• **GOAL**
Transcribe the lines below verbatim, skipping the images.

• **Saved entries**
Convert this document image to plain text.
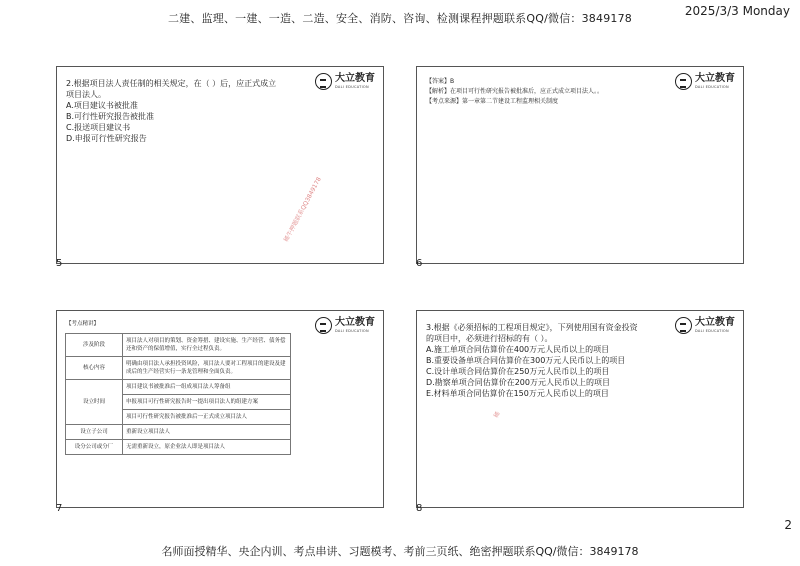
二建、监理、一建、一造、二造、安全、消防、咨询、检测课程押题联系QQ/微信：3849178
2025/3/3 Monday
大立教育
DALI EDUCATION
2.根据项目法人责任制的相关规定，在（ ）后，应正式成立
项目法人。
A.项目建议书被批准
B.可行性研究报告被批准
C.报送项目建议书
D.申报可行性研究报告
稀牛押题联系QQ3849178
5
大立教育
DALI EDUCATION
【答案】B
【解析】在项目可行性研究报告被批准后，应正式成立项目法人。。
【考点来源】第一章第二节建设工程监理相关制度
6
大立教育
DALI EDUCATION
【考点精讲】
涉及阶段	项目法人对项目的策划、资金筹措、建设实施、生产经营、债务偿还和资产的保值增值，实行全过程负责。
核心内容	明确由项目法人承担投资风险，项目法人要对工程项目的建设及建成后的生产经营实行一条龙管理和全面负责。
设立时间	项目建议书被批准后一组成项目法人筹备组
	申报项目可行性研究报告时一提出项目法人的组建方案
	项目可行性研究报告被批准后一正式成立项目法人
设立子公司	重新设立项目法人
设分公司或分厂	无需重新设立，原企业法人即是项目法人
7
大立教育
DALI EDUCATION
3.根据《必须招标的工程项目规定》，下列使用国有资金投资
的项目中，必须进行招标的有（ ）。
A.施工单项合同估算价在400万元人民币以上的项目
B.重要设备单项合同估算价在300万元人民币以上的项目
C.设计单项合同估算价在250万元人民币以上的项目
D.勘察单项合同估算价在200万元人民币以上的项目
E.材料单项合同估算价在150万元人民币以上的项目
稀
8
2
名师面授精华、央企内训、考点串讲、习题模考、考前三页纸、绝密押题联系QQ/微信：3849178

• **THE COMPLETED TASK**
Convert this document image to plain text.
二建、监理、一建、一造、二造、安全、消防、咨询、检测课程押题联系QQ/微信：3849178
2025/3/3 Monday
大立教育
DALI EDUCATION
2.根据项目法人责任制的相关规定，在（ ）后，应正式成立
项目法人。
A.项目建议书被批准
B.可行性研究报告被批准
C.报送项目建议书
D.申报可行性研究报告
稀牛押题联系QQ3849178
5
大立教育
DALI EDUCATION
【答案】B
【解析】在项目可行性研究报告被批准后，应正式成立项目法人。。
【考点来源】第一章第二节建设工程监理相关制度
6
大立教育
DALI EDUCATION
【考点精讲】
涉及阶段	项目法人对项目的策划、资金筹措、建设实施、生产经营、债务偿还和资产的保值增值，实行全过程负责。
核心内容	明确由项目法人承担投资风险，项目法人要对工程项目的建设及建成后的生产经营实行一条龙管理和全面负责。
设立时间	项目建议书被批准后一组成项目法人筹备组
	申报项目可行性研究报告时一提出项目法人的组建方案
	项目可行性研究报告被批准后一正式成立项目法人
设立子公司	重新设立项目法人
设分公司或分厂	无需重新设立，原企业法人即是项目法人
7
大立教育
DALI EDUCATION
3.根据《必须招标的工程项目规定》，下列使用国有资金投资
的项目中，必须进行招标的有（ ）。
A.施工单项合同估算价在400万元人民币以上的项目
B.重要设备单项合同估算价在300万元人民币以上的项目
C.设计单项合同估算价在250万元人民币以上的项目
D.勘察单项合同估算价在200万元人民币以上的项目
E.材料单项合同估算价在150万元人民币以上的项目
稀
8
2
名师面授精华、央企内训、考点串讲、习题模考、考前三页纸、绝密押题联系QQ/微信：3849178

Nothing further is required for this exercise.